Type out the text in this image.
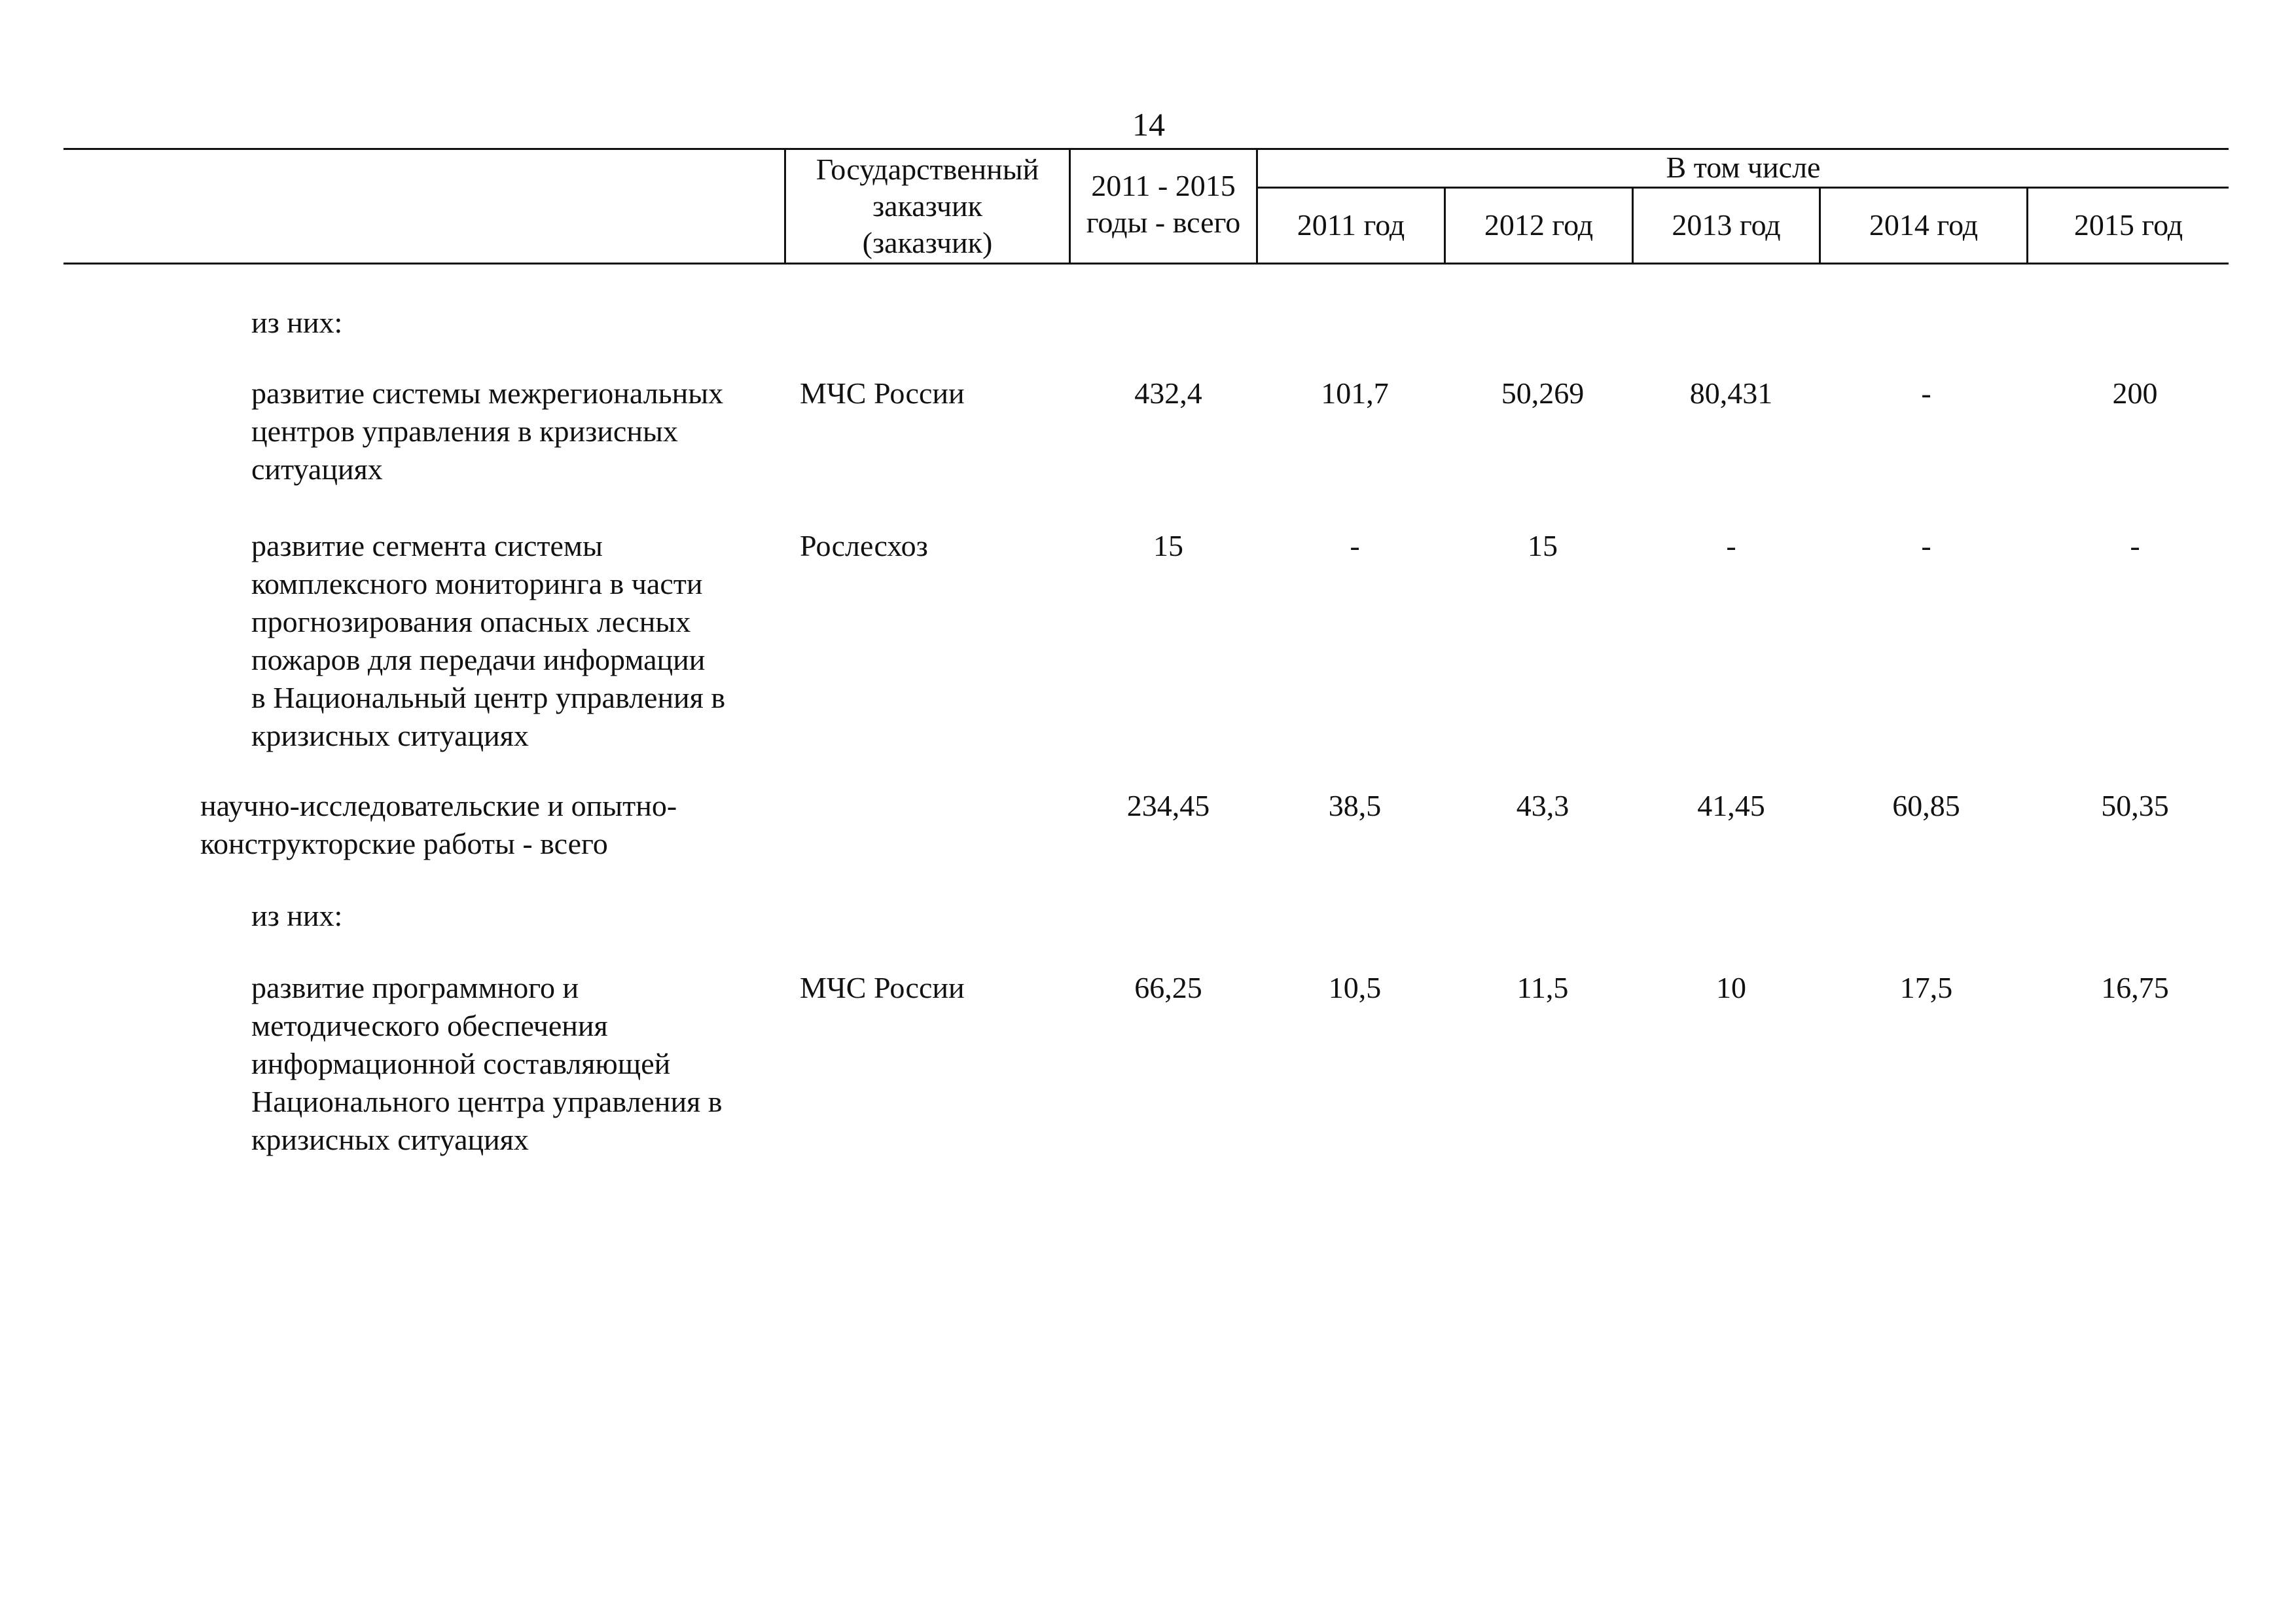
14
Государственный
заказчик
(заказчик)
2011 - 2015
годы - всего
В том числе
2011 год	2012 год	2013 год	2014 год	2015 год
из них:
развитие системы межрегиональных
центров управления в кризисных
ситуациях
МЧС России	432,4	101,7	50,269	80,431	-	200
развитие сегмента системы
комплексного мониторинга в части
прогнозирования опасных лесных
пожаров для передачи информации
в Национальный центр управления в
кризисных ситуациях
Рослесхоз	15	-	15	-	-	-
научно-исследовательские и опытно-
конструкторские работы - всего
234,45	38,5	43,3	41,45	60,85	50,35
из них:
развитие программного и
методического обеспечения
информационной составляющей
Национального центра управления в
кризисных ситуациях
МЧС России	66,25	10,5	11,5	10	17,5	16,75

━━━━━━━━━━━━━━━━

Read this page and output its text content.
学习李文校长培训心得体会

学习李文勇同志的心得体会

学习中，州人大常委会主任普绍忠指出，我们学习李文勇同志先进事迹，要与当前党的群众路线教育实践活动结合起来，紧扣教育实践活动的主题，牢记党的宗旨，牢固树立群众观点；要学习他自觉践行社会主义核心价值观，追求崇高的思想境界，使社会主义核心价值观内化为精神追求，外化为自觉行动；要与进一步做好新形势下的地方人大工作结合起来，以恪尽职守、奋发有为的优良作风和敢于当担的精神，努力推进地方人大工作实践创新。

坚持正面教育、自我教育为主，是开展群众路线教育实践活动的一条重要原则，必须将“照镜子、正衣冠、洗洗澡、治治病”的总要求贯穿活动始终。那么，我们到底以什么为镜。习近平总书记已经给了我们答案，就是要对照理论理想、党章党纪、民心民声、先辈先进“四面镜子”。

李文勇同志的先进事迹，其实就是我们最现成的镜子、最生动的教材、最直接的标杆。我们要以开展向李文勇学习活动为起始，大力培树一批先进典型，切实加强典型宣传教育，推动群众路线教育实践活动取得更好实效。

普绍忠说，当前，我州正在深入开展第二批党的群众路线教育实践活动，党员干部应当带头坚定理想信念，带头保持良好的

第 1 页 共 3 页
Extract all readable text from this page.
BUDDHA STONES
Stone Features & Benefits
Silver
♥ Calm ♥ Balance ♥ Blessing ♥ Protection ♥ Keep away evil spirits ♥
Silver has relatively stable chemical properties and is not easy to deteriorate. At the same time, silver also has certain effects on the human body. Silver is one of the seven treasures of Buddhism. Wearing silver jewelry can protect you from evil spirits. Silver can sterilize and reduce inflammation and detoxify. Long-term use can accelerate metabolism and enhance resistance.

━━━━━━━━━━━━━━━━

## Given exercise:
Gather and copy every line of the data in which the string "управления" is found.

## Solution to this task:
центров управления в кризисных
в Национальный центр управления в
Национального центра управления в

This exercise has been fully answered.